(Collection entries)
-- START --
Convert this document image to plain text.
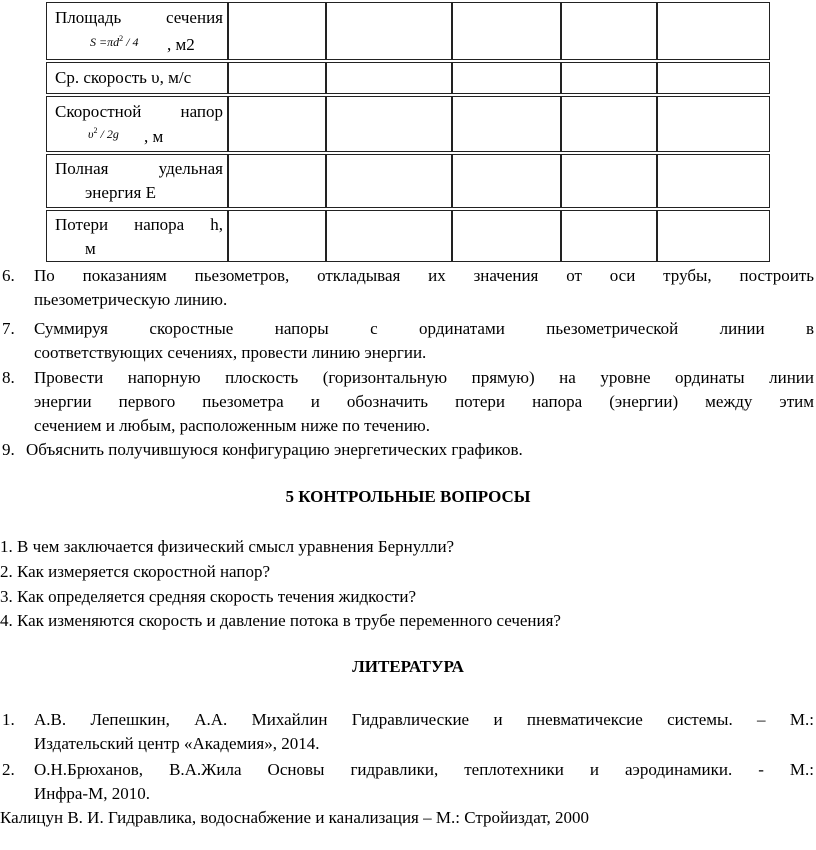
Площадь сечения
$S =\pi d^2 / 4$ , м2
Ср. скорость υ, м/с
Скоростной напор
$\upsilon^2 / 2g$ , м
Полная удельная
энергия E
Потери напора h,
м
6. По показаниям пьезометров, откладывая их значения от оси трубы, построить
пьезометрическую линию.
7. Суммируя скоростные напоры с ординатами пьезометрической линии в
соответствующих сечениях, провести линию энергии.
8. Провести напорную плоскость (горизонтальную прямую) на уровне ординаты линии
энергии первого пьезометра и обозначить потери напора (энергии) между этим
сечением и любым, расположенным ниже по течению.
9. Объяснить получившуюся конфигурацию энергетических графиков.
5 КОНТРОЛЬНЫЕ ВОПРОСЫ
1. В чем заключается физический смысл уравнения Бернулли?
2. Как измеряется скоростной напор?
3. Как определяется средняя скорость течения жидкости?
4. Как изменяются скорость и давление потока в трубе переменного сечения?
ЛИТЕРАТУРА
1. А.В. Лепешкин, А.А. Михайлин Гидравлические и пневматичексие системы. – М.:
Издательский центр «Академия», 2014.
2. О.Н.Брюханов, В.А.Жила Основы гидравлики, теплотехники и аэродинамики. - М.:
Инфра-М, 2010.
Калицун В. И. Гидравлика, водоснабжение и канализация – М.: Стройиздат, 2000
-- END --
-- START --
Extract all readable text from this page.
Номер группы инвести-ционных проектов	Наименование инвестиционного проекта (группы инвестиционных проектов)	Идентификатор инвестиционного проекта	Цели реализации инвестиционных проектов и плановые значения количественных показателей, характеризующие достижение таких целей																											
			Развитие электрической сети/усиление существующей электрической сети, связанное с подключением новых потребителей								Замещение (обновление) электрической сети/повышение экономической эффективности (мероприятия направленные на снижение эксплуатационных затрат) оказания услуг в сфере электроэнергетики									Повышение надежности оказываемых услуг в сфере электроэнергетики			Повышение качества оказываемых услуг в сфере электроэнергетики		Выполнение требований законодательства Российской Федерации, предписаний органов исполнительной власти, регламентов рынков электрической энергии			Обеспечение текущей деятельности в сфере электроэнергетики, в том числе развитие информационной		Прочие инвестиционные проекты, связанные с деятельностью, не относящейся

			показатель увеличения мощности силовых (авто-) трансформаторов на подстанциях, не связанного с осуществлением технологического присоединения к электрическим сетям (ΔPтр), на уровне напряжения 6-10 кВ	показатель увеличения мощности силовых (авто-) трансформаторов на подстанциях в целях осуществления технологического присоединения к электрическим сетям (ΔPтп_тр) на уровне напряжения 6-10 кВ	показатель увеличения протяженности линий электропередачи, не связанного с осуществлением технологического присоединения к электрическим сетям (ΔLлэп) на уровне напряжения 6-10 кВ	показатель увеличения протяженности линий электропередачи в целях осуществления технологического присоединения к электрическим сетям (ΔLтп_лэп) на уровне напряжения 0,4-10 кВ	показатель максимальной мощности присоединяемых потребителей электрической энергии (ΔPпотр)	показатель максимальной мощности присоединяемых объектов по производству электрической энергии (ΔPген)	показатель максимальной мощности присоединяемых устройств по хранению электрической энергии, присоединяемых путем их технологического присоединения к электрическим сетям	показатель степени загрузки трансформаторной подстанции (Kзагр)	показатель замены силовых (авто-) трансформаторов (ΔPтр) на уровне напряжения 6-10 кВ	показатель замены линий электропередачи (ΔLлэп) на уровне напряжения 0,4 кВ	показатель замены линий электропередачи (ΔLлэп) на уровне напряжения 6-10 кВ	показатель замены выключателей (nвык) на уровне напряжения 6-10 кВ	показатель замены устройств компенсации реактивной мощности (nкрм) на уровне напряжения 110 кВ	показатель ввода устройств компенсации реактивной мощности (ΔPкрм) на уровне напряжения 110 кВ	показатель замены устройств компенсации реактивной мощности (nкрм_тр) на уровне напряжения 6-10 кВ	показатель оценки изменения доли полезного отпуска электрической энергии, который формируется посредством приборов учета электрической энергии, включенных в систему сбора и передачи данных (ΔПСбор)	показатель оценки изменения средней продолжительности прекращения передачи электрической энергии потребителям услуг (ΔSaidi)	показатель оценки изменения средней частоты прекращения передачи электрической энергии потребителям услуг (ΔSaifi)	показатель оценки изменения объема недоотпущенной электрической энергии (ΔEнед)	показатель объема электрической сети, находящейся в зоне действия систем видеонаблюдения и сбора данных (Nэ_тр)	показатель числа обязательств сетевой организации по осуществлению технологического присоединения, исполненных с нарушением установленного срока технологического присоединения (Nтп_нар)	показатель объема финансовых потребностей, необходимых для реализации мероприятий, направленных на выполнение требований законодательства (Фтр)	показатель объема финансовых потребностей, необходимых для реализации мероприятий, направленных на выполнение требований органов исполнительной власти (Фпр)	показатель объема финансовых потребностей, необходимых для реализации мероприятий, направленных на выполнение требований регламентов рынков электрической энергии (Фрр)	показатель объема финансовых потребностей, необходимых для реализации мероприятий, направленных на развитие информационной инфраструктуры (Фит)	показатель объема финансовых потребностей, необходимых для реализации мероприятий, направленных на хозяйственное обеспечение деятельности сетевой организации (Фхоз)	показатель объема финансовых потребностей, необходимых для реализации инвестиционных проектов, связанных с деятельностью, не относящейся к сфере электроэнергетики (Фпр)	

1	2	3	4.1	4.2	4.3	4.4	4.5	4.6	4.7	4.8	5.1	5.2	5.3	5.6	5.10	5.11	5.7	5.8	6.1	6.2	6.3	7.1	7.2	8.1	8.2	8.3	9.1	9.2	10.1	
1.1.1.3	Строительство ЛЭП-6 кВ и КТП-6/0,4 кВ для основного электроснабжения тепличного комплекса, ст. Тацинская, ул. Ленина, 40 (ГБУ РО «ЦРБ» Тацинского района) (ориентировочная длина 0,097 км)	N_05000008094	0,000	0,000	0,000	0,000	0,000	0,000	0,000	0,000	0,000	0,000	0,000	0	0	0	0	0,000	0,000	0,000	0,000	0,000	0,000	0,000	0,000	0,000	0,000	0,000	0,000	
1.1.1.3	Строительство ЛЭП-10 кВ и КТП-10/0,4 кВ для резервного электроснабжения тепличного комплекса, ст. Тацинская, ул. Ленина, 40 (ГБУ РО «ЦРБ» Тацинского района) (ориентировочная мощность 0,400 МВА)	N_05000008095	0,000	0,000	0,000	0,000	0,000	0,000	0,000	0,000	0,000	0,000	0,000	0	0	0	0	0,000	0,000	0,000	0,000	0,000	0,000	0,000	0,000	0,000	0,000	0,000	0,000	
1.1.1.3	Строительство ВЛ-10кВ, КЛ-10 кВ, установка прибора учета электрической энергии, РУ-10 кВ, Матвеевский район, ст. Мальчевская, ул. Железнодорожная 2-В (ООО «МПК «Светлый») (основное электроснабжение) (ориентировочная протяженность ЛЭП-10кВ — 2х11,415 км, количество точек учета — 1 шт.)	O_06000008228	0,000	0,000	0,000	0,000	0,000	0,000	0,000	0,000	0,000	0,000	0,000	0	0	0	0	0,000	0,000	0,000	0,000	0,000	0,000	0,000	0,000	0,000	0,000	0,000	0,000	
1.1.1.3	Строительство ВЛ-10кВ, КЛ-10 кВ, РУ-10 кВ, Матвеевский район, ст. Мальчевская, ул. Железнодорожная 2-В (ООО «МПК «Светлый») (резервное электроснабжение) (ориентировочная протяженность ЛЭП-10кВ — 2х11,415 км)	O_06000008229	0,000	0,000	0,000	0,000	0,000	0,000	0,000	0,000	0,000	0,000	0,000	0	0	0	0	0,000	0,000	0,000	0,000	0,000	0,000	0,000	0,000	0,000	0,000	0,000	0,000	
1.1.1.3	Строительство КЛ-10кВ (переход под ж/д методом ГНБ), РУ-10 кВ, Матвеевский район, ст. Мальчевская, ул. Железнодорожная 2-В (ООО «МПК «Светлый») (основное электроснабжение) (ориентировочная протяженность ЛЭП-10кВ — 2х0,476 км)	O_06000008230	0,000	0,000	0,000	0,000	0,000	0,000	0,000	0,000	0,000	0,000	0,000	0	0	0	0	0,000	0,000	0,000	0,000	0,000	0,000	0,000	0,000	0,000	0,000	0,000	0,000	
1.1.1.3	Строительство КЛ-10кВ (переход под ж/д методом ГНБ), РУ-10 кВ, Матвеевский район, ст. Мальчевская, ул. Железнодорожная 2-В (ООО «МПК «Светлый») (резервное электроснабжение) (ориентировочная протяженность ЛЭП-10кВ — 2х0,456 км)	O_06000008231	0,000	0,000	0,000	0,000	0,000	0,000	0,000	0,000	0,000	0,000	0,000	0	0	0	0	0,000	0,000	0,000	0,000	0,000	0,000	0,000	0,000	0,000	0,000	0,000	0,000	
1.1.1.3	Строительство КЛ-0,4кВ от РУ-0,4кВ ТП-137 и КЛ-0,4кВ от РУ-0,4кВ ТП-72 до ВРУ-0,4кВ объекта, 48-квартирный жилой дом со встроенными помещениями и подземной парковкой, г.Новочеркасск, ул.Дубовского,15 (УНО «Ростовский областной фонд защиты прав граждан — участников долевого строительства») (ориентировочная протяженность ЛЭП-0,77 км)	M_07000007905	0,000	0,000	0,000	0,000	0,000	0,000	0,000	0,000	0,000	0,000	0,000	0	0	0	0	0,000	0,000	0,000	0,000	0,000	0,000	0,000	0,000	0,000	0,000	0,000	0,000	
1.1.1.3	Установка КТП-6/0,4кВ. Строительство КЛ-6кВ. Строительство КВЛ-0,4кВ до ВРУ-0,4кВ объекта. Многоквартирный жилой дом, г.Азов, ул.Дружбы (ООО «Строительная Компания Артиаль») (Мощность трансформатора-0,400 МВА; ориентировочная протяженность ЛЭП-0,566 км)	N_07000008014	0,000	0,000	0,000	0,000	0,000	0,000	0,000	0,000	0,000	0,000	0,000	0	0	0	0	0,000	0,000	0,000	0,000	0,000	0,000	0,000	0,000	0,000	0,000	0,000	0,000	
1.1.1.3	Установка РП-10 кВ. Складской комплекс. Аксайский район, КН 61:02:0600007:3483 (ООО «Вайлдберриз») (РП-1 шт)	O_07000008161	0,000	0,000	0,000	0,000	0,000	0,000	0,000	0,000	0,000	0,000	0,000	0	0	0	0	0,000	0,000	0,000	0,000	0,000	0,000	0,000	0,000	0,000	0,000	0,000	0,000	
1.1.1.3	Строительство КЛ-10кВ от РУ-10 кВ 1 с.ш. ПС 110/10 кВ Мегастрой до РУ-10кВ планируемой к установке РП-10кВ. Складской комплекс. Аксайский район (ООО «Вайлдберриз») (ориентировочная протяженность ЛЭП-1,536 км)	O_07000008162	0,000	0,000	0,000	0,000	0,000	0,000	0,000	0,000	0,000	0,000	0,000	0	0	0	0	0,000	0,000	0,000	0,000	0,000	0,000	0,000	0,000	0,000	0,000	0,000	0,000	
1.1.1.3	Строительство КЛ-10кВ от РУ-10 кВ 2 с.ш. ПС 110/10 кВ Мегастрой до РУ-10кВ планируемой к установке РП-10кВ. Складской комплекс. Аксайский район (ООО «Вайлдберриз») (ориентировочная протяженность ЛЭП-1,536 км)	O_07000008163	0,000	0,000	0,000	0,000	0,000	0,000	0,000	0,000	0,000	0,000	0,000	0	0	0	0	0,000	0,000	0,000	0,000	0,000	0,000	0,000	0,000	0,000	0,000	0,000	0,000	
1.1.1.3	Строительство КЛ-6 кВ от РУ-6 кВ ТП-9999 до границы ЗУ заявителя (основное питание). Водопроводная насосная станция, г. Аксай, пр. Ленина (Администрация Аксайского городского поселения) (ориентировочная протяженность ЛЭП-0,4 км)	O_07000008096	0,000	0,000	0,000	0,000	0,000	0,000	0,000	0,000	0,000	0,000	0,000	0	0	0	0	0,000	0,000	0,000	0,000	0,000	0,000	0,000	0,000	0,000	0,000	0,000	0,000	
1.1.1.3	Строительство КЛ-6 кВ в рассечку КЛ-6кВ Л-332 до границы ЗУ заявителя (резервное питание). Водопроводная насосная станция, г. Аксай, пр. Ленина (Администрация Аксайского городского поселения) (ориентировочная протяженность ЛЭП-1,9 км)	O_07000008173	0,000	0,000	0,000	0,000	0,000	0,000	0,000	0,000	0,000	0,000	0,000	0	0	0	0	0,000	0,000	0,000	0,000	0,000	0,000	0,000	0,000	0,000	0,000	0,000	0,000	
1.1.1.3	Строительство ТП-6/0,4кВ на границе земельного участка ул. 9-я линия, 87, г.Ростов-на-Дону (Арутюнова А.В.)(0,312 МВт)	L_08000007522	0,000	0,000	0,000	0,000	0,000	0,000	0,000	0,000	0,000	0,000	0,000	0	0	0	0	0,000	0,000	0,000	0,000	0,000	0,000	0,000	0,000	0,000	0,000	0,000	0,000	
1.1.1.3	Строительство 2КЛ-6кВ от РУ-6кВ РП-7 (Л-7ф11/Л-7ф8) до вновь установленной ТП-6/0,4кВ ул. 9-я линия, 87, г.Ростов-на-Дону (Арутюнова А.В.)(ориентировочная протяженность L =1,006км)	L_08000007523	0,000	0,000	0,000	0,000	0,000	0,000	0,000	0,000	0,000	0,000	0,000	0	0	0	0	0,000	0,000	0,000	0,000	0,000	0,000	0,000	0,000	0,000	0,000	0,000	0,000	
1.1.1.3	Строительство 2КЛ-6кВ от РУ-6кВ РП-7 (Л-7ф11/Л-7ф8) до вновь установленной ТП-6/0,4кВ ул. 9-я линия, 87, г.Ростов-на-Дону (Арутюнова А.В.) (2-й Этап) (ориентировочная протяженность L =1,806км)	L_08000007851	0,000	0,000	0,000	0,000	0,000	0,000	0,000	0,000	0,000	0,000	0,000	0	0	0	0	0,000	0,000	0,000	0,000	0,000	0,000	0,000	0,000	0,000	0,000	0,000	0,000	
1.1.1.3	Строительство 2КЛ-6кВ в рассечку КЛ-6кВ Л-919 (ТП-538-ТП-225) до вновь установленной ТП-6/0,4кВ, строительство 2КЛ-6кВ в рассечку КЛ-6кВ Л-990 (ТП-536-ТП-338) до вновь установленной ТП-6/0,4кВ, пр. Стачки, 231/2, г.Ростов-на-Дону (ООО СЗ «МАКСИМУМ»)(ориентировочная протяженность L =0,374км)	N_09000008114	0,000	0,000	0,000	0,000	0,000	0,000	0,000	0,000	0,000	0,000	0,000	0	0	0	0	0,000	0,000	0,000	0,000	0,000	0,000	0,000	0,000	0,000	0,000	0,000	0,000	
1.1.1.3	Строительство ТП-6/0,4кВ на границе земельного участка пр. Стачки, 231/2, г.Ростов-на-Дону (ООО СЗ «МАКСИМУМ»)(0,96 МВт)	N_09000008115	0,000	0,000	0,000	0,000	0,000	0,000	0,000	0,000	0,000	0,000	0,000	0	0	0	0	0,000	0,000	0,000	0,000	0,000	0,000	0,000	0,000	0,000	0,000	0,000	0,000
-- END --
List all lines above in which the string "границы" appears.

### TASK OUTPUT
1.1.1.3	Строительство КЛ-6 кВ от РУ-6 кВ ТП-9999 до границы ЗУ заявителя (основное питание). Водопроводная насосная станция, г. Аксай, пр. Ленина (Администрация Аксайского городского поселения) (ориентировочная протяженность ЛЭП-0,4 км)	O_07000008096	0,000	0,000	0,000	0,000	0,000	0,000	0,000	0,000	0,000	0,000	0,000	0	0	0	0	0,000	0,000	0,000	0,000	0,000	0,000	0,000	0,000	0,000	0,000	0,000	0,000	
1.1.1.3	Строительство КЛ-6 кВ в рассечку КЛ-6кВ Л-332 до границы ЗУ заявителя (резервное питание). Водопроводная насосная станция, г. Аксай, пр. Ленина (Администрация Аксайского городского поселения) (ориентировочная протяженность ЛЭП-1,9 км)	O_07000008173	0,000	0,000	0,000	0,000	0,000	0,000	0,000	0,000	0,000	0,000	0,000	0	0	0	0	0,000	0,000	0,000	0,000	0,000	0,000	0,000	0,000	0,000	0,000	0,000	0,000	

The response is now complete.